Collection entries
__________

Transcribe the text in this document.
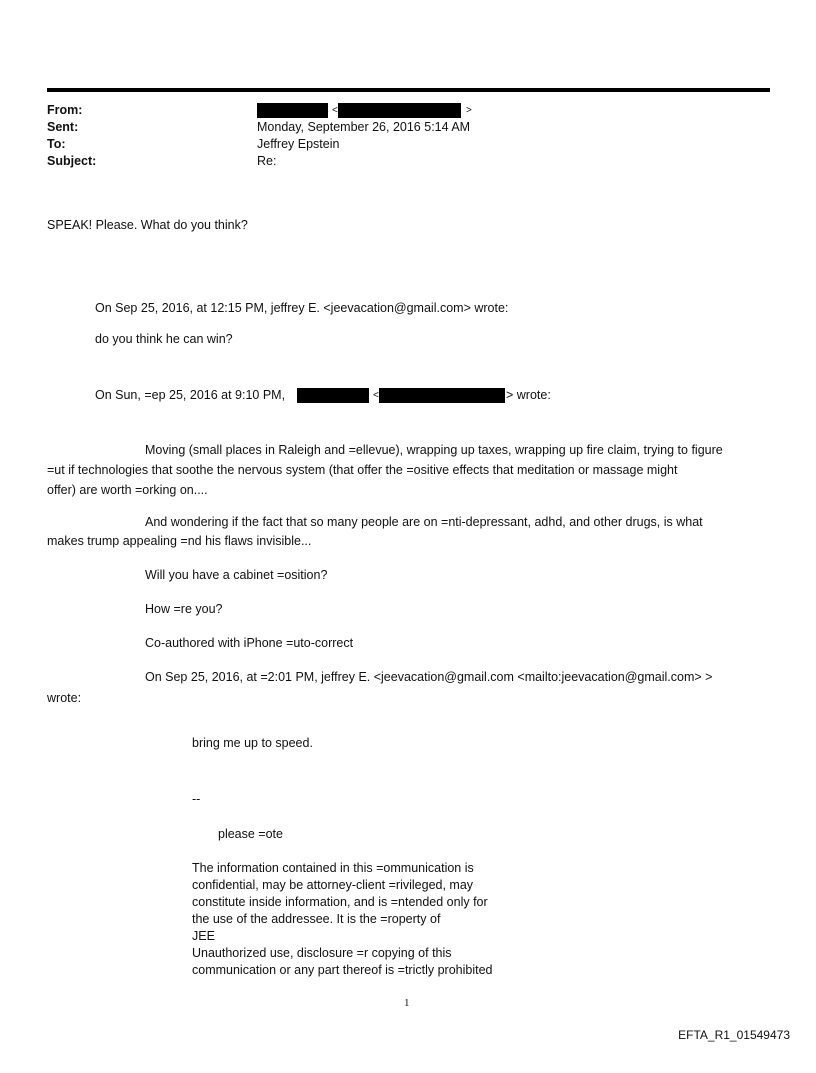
From:	<	>
Sent:	Monday, September 26, 2016 5:14 AM
To:	Jeffrey Epstein
Subject:	Re:
SPEAK! Please. What do you think?
On Sep 25, 2016, at 12:15 PM, jeffrey E. <jeevacation@gmail.com> wrote:
do you think he can win?
On Sun, =ep 25, 2016 at 9:10 PM,	<	> wrote:
Moving (small places in Raleigh and =ellevue), wrapping up taxes, wrapping up fire claim, trying to figure
=ut if technologies that soothe the nervous system (that offer the =ositive effects that meditation or massage might
offer) are worth =orking on....
And wondering if the fact that so many people are on =nti-depressant, adhd, and other drugs, is what
makes trump appealing =nd his flaws invisible...
Will you have a cabinet =osition?
How =re you?
Co-authored with iPhone =uto-correct
On Sep 25, 2016, at =2:01 PM, jeffrey E. <jeevacation@gmail.com <mailto:jeevacation@gmail.com> >
wrote:
bring me up to speed.
--
please =ote
The information contained in this =ommunication is
confidential, may be attorney-client =rivileged, may
constitute inside information, and is =ntended only for
the use of the addressee. It is the =roperty of
JEE
Unauthorized use, disclosure =r copying of this
communication or any part thereof is =trictly prohibited
1
EFTA_R1_01549473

__________

▶ **PROMPT**
Give every record again exactly, apart from the pictures, which stay out.

▶ **SOLUTION TO THIS PROBLEM**
Transcribe the text in this document.
From:	<	>
Sent:	Monday, September 26, 2016 5:14 AM
To:	Jeffrey Epstein
Subject:	Re:
SPEAK! Please. What do you think?
On Sep 25, 2016, at 12:15 PM, jeffrey E. <jeevacation@gmail.com> wrote:
do you think he can win?
On Sun, =ep 25, 2016 at 9:10 PM,	<	> wrote:
Moving (small places in Raleigh and =ellevue), wrapping up taxes, wrapping up fire claim, trying to figure
=ut if technologies that soothe the nervous system (that offer the =ositive effects that meditation or massage might
offer) are worth =orking on....
And wondering if the fact that so many people are on =nti-depressant, adhd, and other drugs, is what
makes trump appealing =nd his flaws invisible...
Will you have a cabinet =osition?
How =re you?
Co-authored with iPhone =uto-correct
On Sep 25, 2016, at =2:01 PM, jeffrey E. <jeevacation@gmail.com <mailto:jeevacation@gmail.com> >
wrote:
bring me up to speed.
--
please =ote
The information contained in this =ommunication is
confidential, may be attorney-client =rivileged, may
constitute inside information, and is =ntended only for
the use of the addressee. It is the =roperty of
JEE
Unauthorized use, disclosure =r copying of this
communication or any part thereof is =trictly prohibited
1
EFTA_R1_01549473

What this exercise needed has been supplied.